(Data entries)

◇ ◇ ◇

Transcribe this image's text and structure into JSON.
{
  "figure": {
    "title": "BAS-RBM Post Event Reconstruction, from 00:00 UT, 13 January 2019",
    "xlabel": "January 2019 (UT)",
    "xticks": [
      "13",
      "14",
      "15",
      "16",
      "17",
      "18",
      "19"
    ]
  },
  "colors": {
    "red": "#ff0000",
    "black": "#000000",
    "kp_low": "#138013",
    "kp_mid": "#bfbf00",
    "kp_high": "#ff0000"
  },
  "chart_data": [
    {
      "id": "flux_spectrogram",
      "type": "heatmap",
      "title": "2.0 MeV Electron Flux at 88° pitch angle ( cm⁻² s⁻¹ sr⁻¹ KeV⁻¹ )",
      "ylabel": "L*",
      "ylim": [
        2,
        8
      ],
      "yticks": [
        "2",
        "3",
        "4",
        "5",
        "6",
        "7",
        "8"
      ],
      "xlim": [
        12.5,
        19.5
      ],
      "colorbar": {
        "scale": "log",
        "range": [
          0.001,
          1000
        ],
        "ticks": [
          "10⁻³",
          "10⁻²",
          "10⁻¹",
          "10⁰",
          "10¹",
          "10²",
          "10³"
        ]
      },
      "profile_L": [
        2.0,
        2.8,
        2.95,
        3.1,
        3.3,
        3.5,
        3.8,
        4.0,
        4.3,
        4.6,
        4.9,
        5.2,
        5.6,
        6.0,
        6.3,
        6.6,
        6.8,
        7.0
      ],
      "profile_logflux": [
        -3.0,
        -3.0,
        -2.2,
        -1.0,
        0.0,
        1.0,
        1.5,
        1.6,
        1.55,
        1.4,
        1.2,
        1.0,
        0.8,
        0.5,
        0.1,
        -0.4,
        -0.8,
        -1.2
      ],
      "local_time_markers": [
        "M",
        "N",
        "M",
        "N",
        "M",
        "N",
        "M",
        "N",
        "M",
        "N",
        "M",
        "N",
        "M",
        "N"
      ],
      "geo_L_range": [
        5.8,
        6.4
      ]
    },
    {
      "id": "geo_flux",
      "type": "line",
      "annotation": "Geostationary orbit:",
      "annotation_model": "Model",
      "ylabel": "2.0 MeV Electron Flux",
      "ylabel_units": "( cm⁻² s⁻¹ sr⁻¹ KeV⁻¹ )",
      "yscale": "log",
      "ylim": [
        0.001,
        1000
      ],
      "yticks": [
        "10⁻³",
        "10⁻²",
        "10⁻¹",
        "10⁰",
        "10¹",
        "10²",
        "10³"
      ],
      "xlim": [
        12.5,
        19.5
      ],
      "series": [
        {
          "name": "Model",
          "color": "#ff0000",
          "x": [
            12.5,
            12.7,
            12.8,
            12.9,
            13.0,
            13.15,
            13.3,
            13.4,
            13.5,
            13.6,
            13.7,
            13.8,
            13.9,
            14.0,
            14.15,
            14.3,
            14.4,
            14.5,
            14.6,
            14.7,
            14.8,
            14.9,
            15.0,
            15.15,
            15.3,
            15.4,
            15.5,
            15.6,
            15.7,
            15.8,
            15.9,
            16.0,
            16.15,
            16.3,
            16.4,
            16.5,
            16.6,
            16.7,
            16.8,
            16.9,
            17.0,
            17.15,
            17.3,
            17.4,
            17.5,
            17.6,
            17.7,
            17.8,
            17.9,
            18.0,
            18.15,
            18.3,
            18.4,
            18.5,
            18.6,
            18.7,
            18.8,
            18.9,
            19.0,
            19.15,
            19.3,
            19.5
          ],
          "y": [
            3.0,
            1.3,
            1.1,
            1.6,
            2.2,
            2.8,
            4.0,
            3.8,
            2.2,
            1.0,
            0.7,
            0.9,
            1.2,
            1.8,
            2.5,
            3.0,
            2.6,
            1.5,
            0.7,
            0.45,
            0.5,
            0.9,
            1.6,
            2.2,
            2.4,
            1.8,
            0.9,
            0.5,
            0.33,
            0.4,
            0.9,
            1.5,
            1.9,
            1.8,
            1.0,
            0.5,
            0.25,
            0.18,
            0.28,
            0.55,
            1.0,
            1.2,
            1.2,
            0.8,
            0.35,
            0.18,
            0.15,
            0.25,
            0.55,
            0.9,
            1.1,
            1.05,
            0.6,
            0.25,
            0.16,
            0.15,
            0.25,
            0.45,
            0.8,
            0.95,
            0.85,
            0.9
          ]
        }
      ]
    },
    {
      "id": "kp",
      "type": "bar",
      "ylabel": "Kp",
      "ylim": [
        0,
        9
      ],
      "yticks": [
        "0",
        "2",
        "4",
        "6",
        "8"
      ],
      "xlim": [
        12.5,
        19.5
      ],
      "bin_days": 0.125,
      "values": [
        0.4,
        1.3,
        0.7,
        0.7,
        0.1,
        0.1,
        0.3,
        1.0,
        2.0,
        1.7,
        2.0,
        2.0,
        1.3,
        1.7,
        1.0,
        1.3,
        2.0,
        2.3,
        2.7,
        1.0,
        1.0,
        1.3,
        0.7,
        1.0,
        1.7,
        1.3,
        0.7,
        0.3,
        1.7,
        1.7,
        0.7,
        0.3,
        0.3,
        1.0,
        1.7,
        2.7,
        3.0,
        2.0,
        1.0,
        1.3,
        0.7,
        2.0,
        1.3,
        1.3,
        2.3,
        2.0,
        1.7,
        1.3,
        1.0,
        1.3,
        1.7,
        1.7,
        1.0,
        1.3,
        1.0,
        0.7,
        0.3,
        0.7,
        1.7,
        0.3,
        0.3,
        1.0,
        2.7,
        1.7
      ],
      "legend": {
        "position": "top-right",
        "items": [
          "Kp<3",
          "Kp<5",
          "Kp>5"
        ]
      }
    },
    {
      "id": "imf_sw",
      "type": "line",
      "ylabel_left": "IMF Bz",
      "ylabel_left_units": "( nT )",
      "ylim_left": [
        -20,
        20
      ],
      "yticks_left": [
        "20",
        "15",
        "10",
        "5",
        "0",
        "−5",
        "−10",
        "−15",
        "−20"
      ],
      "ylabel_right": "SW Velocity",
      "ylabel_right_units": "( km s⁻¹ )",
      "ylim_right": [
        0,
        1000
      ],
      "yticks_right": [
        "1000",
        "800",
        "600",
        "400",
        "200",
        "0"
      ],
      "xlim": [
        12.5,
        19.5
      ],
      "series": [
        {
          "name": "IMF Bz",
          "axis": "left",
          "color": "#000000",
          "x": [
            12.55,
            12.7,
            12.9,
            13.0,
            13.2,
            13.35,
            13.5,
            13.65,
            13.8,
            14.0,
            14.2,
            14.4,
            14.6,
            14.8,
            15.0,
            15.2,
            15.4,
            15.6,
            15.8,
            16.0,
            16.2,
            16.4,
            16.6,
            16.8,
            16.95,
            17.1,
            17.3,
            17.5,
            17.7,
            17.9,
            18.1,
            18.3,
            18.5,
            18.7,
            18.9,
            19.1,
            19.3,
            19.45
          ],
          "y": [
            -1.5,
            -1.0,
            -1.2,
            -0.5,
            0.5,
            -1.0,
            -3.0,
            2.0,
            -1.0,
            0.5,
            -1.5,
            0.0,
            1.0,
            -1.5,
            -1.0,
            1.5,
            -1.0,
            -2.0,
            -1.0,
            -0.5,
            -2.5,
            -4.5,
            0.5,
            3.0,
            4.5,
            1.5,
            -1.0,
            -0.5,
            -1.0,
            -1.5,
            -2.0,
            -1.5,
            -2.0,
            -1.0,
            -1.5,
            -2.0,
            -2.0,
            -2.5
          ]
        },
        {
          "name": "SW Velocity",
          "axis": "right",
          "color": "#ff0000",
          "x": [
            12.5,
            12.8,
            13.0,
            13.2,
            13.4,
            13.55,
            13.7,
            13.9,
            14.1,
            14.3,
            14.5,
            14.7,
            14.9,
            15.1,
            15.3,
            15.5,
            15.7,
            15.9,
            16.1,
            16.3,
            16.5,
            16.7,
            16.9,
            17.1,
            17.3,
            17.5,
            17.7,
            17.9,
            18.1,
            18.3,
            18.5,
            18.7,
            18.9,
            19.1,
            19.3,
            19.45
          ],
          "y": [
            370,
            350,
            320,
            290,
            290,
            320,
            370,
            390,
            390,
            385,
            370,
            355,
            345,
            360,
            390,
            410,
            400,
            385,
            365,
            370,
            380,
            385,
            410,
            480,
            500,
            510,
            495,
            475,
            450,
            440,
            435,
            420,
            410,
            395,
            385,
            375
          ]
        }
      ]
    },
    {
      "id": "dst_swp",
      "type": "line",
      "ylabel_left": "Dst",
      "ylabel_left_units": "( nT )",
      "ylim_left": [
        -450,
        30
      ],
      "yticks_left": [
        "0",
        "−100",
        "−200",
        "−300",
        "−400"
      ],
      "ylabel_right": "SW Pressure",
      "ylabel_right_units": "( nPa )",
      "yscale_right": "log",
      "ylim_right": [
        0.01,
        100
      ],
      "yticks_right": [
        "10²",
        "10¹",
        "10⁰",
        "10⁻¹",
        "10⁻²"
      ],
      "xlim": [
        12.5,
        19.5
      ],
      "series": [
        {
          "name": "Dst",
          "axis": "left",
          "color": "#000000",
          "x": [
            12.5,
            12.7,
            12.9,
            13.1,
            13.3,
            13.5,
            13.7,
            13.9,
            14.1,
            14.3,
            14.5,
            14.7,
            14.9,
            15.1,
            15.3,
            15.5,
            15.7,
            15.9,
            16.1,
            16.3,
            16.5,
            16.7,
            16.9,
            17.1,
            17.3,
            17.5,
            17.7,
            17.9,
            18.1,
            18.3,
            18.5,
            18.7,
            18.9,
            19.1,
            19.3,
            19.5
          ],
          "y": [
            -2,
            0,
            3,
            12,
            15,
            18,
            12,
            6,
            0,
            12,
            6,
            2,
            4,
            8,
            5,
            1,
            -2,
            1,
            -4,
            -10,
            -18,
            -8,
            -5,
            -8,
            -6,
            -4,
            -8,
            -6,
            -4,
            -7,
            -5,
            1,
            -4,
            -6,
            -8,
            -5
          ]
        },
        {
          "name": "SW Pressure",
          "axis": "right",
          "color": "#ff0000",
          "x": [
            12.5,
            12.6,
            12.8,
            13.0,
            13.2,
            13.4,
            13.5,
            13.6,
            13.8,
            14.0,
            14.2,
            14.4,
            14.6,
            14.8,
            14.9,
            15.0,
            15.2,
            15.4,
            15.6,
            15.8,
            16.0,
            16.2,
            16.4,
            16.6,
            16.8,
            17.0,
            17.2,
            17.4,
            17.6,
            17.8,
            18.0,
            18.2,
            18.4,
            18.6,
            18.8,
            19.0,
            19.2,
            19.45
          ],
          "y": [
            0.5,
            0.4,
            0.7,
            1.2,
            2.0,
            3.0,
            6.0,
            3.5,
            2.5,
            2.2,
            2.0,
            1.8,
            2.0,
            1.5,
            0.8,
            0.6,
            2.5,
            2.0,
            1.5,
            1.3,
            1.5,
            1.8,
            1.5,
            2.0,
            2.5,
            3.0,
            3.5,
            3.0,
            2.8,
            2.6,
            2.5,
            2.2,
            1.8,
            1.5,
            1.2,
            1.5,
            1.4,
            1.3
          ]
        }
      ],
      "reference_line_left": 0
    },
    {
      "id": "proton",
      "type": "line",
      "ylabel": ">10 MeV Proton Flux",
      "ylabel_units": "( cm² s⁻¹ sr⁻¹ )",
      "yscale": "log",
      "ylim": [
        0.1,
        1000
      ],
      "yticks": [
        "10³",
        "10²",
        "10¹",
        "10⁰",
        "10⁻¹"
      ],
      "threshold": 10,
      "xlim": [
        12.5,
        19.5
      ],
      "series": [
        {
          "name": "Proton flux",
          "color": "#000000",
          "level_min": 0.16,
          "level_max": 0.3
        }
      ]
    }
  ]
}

◇ ◇ ◇

__TASK DIRECTIONS__: Check each line above for the string "Velocity", then copy the ones that have it.

__WRITTEN RESPONSE__:
      "ylabel_right": "SW Velocity",
          "name": "SW Velocity",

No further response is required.